[What you should do] Copy out every line exactly as given.

[Material]
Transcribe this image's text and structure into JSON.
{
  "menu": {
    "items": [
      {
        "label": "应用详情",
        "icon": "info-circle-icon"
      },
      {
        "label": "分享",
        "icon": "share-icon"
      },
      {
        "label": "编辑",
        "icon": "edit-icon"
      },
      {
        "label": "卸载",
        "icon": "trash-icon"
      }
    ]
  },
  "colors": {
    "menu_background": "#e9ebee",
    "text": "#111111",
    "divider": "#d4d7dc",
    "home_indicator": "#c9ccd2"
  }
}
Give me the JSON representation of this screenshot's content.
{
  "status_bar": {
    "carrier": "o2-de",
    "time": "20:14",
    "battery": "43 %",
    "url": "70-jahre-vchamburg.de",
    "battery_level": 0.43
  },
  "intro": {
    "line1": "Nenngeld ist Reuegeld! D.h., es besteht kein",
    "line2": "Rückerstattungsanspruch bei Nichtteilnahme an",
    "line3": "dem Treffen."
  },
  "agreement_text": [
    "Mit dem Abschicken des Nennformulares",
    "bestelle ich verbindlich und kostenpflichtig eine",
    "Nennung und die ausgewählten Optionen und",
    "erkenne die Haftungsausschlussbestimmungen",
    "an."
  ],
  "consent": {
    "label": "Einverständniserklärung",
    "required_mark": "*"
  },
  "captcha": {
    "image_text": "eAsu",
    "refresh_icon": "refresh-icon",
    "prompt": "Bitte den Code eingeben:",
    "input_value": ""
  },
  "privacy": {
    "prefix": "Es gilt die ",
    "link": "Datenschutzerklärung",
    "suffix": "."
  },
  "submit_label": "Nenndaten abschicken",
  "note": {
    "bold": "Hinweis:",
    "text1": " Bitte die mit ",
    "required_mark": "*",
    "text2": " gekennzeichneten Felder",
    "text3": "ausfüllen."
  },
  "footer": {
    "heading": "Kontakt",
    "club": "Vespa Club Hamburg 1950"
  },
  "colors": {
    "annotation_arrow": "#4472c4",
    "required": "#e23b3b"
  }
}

[Answer to this task]
Transcribe this image's text and structure into JSON.
{
  "menu": {
    "items": [
      {
        "label": "应用详情",
        "icon": "info-circle-icon"
      },
      {
        "label": "分享",
        "icon": "share-icon"
      },
      {
        "label": "编辑",
        "icon": "edit-icon"
      },
      {
        "label": "卸载",
        "icon": "trash-icon"
      }
    ]
  },
  "colors": {
    "menu_background": "#e9ebee",
    "text": "#111111",
    "divider": "#d4d7dc",
    "home_indicator": "#c9ccd2"
  }
}
Give me the JSON representation of this screenshot's content.
{
  "status_bar": {
    "carrier": "o2-de",
    "time": "20:14",
    "battery": "43 %",
    "url": "70-jahre-vchamburg.de",
    "battery_level": 0.43
  },
  "intro": {
    "line1": "Nenngeld ist Reuegeld! D.h., es besteht kein",
    "line2": "Rückerstattungsanspruch bei Nichtteilnahme an",
    "line3": "dem Treffen."
  },
  "agreement_text": [
    "Mit dem Abschicken des Nennformulares",
    "bestelle ich verbindlich und kostenpflichtig eine",
    "Nennung und die ausgewählten Optionen und",
    "erkenne die Haftungsausschlussbestimmungen",
    "an."
  ],
  "consent": {
    "label": "Einverständniserklärung",
    "required_mark": "*"
  },
  "captcha": {
    "image_text": "eAsu",
    "refresh_icon": "refresh-icon",
    "prompt": "Bitte den Code eingeben:",
    "input_value": ""
  },
  "privacy": {
    "prefix": "Es gilt die ",
    "link": "Datenschutzerklärung",
    "suffix": "."
  },
  "submit_label": "Nenndaten abschicken",
  "note": {
    "bold": "Hinweis:",
    "text1": " Bitte die mit ",
    "required_mark": "*",
    "text2": " gekennzeichneten Felder",
    "text3": "ausfüllen."
  },
  "footer": {
    "heading": "Kontakt",
    "club": "Vespa Club Hamburg 1950"
  },
  "colors": {
    "annotation_arrow": "#4472c4",
    "required": "#e23b3b"
  }
}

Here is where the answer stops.